# Material provided:
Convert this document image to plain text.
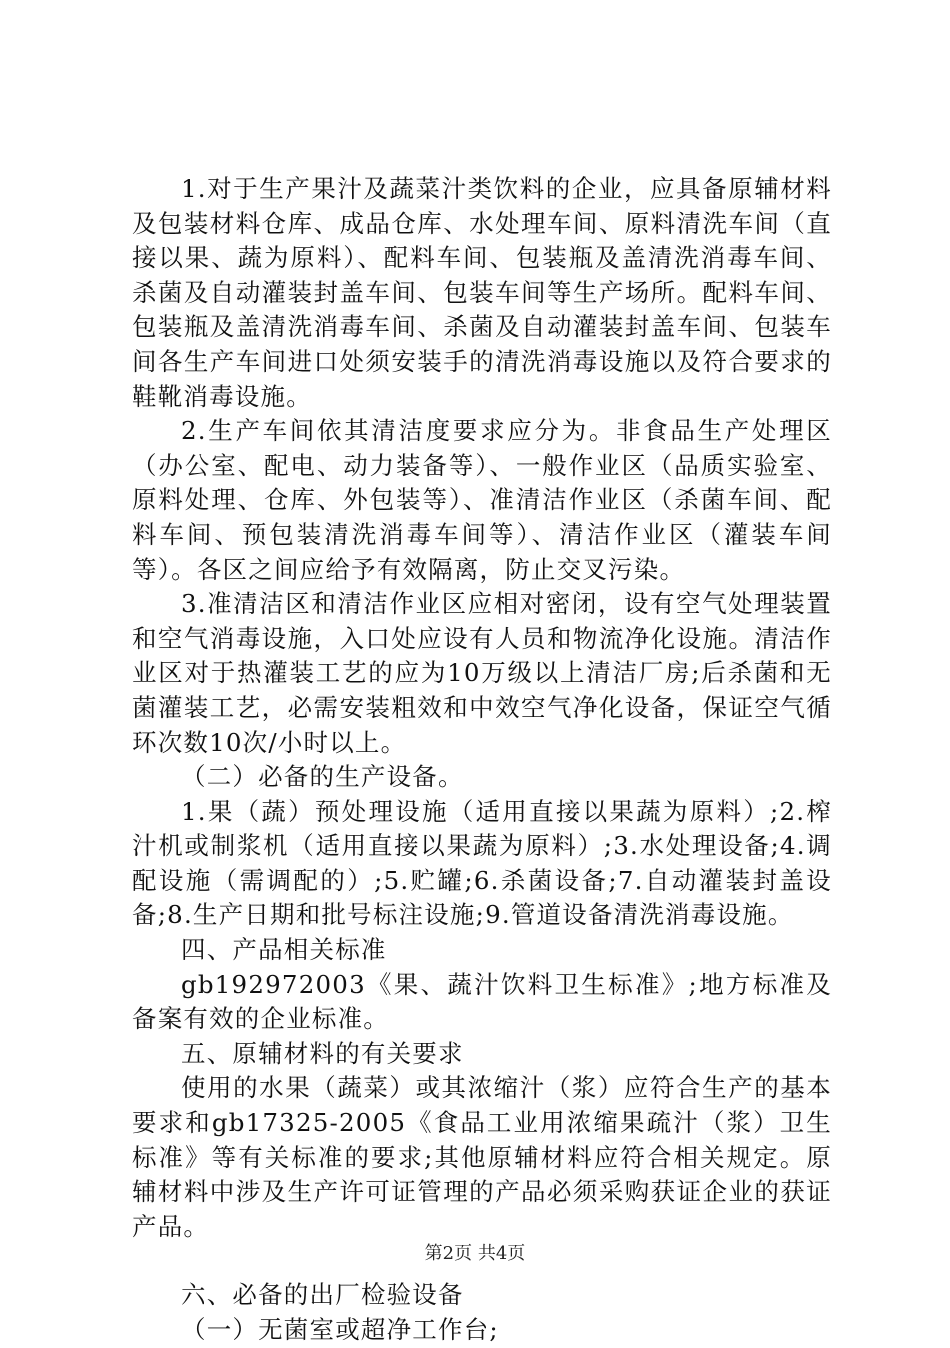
1.对于生产果汁及蔬菜汁类饮料的企业，应具备原辅材料及包装材料仓库、成品仓库、水处理车间、原料清洗车间（直接以果、蔬为原料）、配料车间、包装瓶及盖清洗消毒车间、杀菌及自动灌装封盖车间、包装车间等生产场所。配料车间、包装瓶及盖清洗消毒车间、杀菌及自动灌装封盖车间、包装车间各生产车间进口处须安装手的清洗消毒设施以及符合要求的鞋靴消毒设施。

2.生产车间依其清洁度要求应分为。非食品生产处理区（办公室、配电、动力装备等）、一般作业区（品质实验室、原料处理、仓库、外包装等）、准清洁作业区（杀菌车间、配料车间、预包装清洗消毒车间等）、清洁作业区（灌装车间等）。各区之间应给予有效隔离，防止交叉污染。

3.准清洁区和清洁作业区应相对密闭，设有空气处理装置和空气消毒设施，入口处应设有人员和物流净化设施。清洁作业区对于热灌装工艺的应为10万级以上清洁厂房;后杀菌和无菌灌装工艺，必需安装粗效和中效空气净化设备，保证空气循环次数10次/小时以上。

（二）必备的生产设备。

1.果（蔬）预处理设施（适用直接以果蔬为原料）;2.榨汁机或制浆机（适用直接以果蔬为原料）;3.水处理设备;4.调配设施（需调配的）;5.贮罐;6.杀菌设备;7.自动灌装封盖设备;8.生产日期和批号标注设施;9.管道设备清洗消毒设施。

四、产品相关标准

gb192972003《果、蔬汁饮料卫生标准》;地方标准及备案有效的企业标准。

五、原辅材料的有关要求

使用的水果（蔬菜）或其浓缩汁（浆）应符合生产的基本要求和gb17325-2005《食品工业用浓缩果疏汁（浆）卫生标准》等有关标准的要求;其他原辅材料应符合相关规定。原辅材料中涉及生产许可证管理的产品必须采购获证企业的获证产品。

六、必备的出厂检验设备

（一）无菌室或超净工作台;

第2页 共4页
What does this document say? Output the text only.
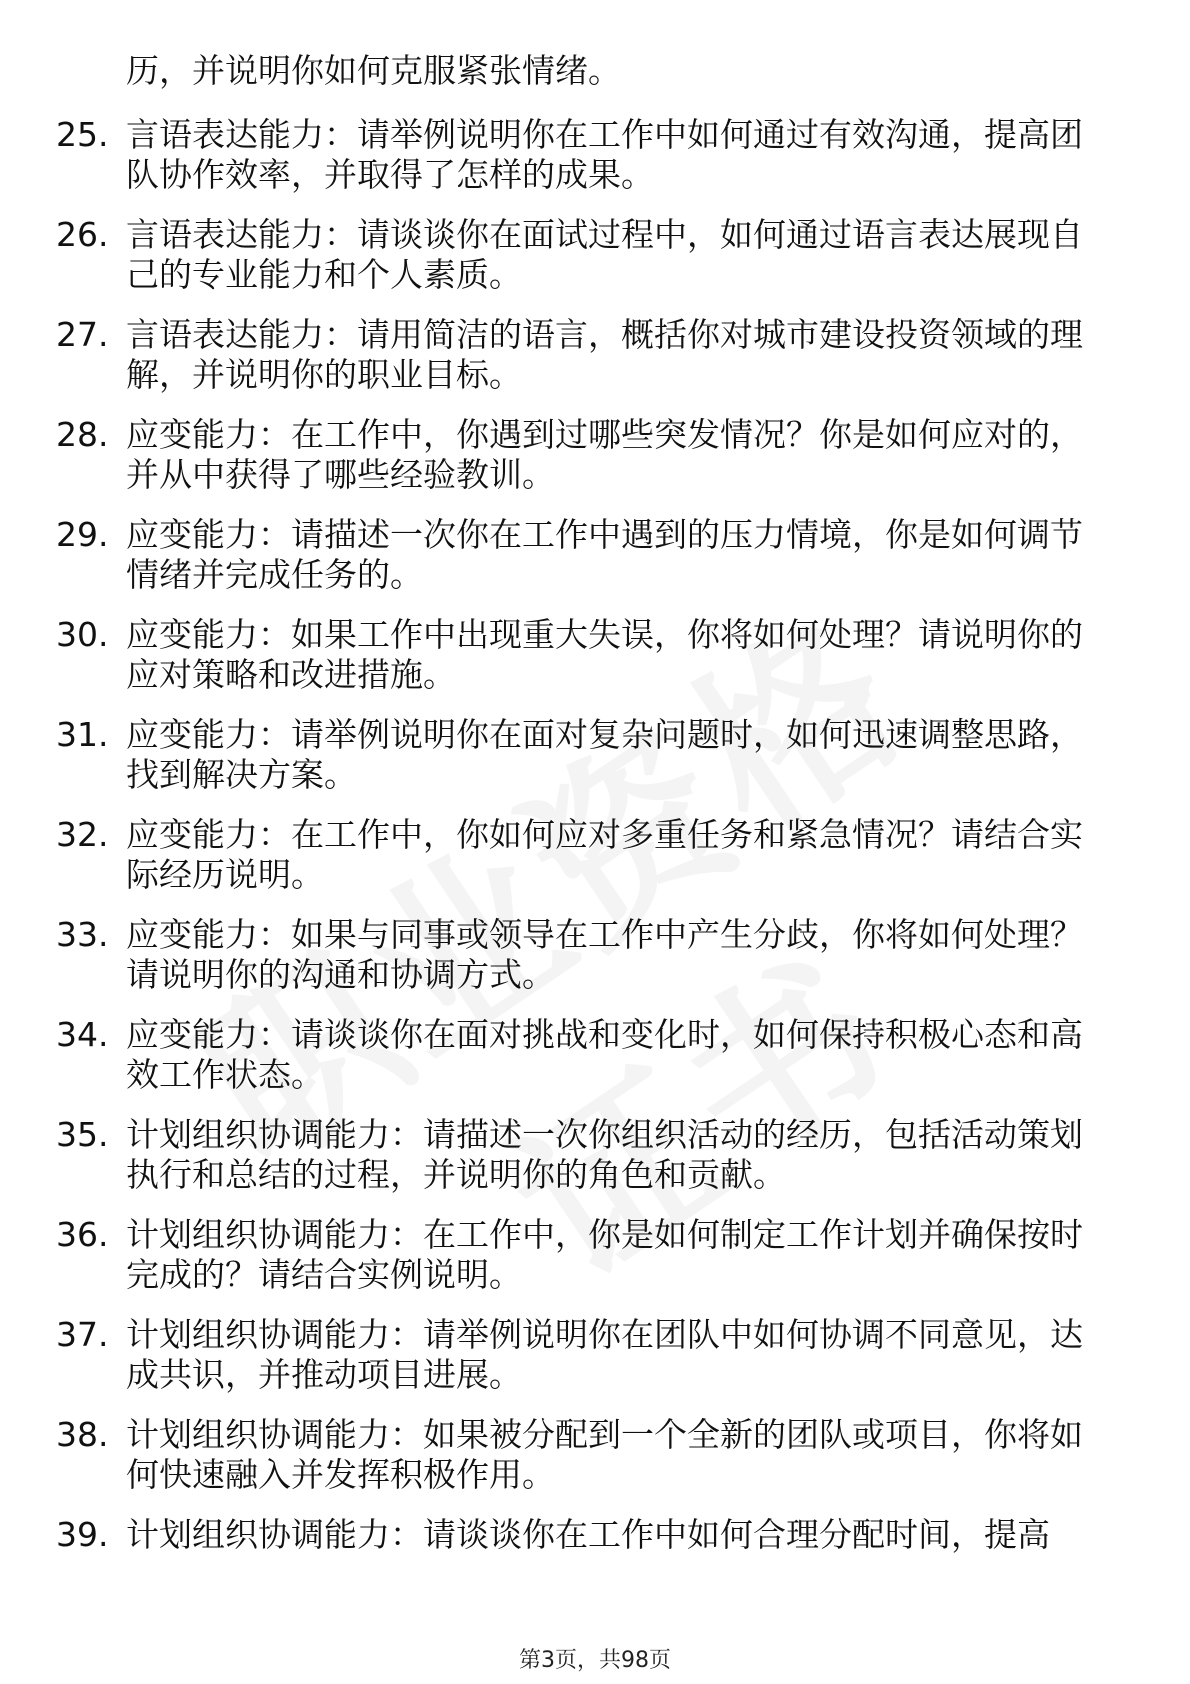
历，并说明你如何克服紧张情绪。
25. 言语表达能力：请举例说明你在工作中如何通过有效沟通，提高团队协作效率，并取得了怎样的成果。
26. 言语表达能力：请谈谈你在面试过程中，如何通过语言表达展现自己的专业能力和个人素质。
27. 言语表达能力：请用简洁的语言，概括你对城市建设投资领域的理解，并说明你的职业目标。
28. 应变能力：在工作中，你遇到过哪些突发情况？你是如何应对的，并从中获得了哪些经验教训。
29. 应变能力：请描述一次你在工作中遇到的压力情境，你是如何调节情绪并完成任务的。
30. 应变能力：如果工作中出现重大失误，你将如何处理？请说明你的应对策略和改进措施。
31. 应变能力：请举例说明你在面对复杂问题时，如何迅速调整思路，找到解决方案。
32. 应变能力：在工作中，你如何应对多重任务和紧急情况？请结合实际经历说明。
33. 应变能力：如果与同事或领导在工作中产生分歧，你将如何处理？请说明你的沟通和协调方式。
34. 应变能力：请谈谈你在面对挑战和变化时，如何保持积极心态和高效工作状态。
35. 计划组织协调能力：请描述一次你组织活动的经历，包括活动策划执行和总结的过程，并说明你的角色和贡献。
36. 计划组织协调能力：在工作中，你是如何制定工作计划并确保按时完成的？请结合实例说明。
37. 计划组织协调能力：请举例说明你在团队中如何协调不同意见，达成共识，并推动项目进展。
38. 计划组织协调能力：如果被分配到一个全新的团队或项目，你将如何快速融入并发挥积极作用。
39. 计划组织协调能力：请谈谈你在工作中如何合理分配时间，提高
第3页，共98页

# Given task:
Transcribe the whole listing exactly. Pictures are excluded.

# Solution to this problem:
Convert this document image to plain text.
1.对于生产果汁及蔬菜汁类饮料的企业，应具备原辅材料及包装材料仓库、成品仓库、水处理车间、原料清洗车间（直接以果、蔬为原料）、配料车间、包装瓶及盖清洗消毒车间、杀菌及自动灌装封盖车间、包装车间等生产场所。配料车间、包装瓶及盖清洗消毒车间、杀菌及自动灌装封盖车间、包装车间各生产车间进口处须安装手的清洗消毒设施以及符合要求的鞋靴消毒设施。

2.生产车间依其清洁度要求应分为。非食品生产处理区（办公室、配电、动力装备等）、一般作业区（品质实验室、原料处理、仓库、外包装等）、准清洁作业区（杀菌车间、配料车间、预包装清洗消毒车间等）、清洁作业区（灌装车间等）。各区之间应给予有效隔离，防止交叉污染。

3.准清洁区和清洁作业区应相对密闭，设有空气处理装置和空气消毒设施，入口处应设有人员和物流净化设施。清洁作业区对于热灌装工艺的应为10万级以上清洁厂房;后杀菌和无菌灌装工艺，必需安装粗效和中效空气净化设备，保证空气循环次数10次/小时以上。

（二）必备的生产设备。

1.果（蔬）预处理设施（适用直接以果蔬为原料）;2.榨汁机或制浆机（适用直接以果蔬为原料）;3.水处理设备;4.调配设施（需调配的）;5.贮罐;6.杀菌设备;7.自动灌装封盖设备;8.生产日期和批号标注设施;9.管道设备清洗消毒设施。

四、产品相关标准

gb192972003《果、蔬汁饮料卫生标准》;地方标准及备案有效的企业标准。

五、原辅材料的有关要求

使用的水果（蔬菜）或其浓缩汁（浆）应符合生产的基本要求和gb17325-2005《食品工业用浓缩果疏汁（浆）卫生标准》等有关标准的要求;其他原辅材料应符合相关规定。原辅材料中涉及生产许可证管理的产品必须采购获证企业的获证产品。

六、必备的出厂检验设备

（一）无菌室或超净工作台;

第2页 共4页
What does this document say? Output the text only.
历，并说明你如何克服紧张情绪。
25. 言语表达能力：请举例说明你在工作中如何通过有效沟通，提高团队协作效率，并取得了怎样的成果。
26. 言语表达能力：请谈谈你在面试过程中，如何通过语言表达展现自己的专业能力和个人素质。
27. 言语表达能力：请用简洁的语言，概括你对城市建设投资领域的理解，并说明你的职业目标。
28. 应变能力：在工作中，你遇到过哪些突发情况？你是如何应对的，并从中获得了哪些经验教训。
29. 应变能力：请描述一次你在工作中遇到的压力情境，你是如何调节情绪并完成任务的。
30. 应变能力：如果工作中出现重大失误，你将如何处理？请说明你的应对策略和改进措施。
31. 应变能力：请举例说明你在面对复杂问题时，如何迅速调整思路，找到解决方案。
32. 应变能力：在工作中，你如何应对多重任务和紧急情况？请结合实际经历说明。
33. 应变能力：如果与同事或领导在工作中产生分歧，你将如何处理？请说明你的沟通和协调方式。
34. 应变能力：请谈谈你在面对挑战和变化时，如何保持积极心态和高效工作状态。
35. 计划组织协调能力：请描述一次你组织活动的经历，包括活动策划执行和总结的过程，并说明你的角色和贡献。
36. 计划组织协调能力：在工作中，你是如何制定工作计划并确保按时完成的？请结合实例说明。
37. 计划组织协调能力：请举例说明你在团队中如何协调不同意见，达成共识，并推动项目进展。
38. 计划组织协调能力：如果被分配到一个全新的团队或项目，你将如何快速融入并发挥积极作用。
39. 计划组织协调能力：请谈谈你在工作中如何合理分配时间，提高
第3页，共98页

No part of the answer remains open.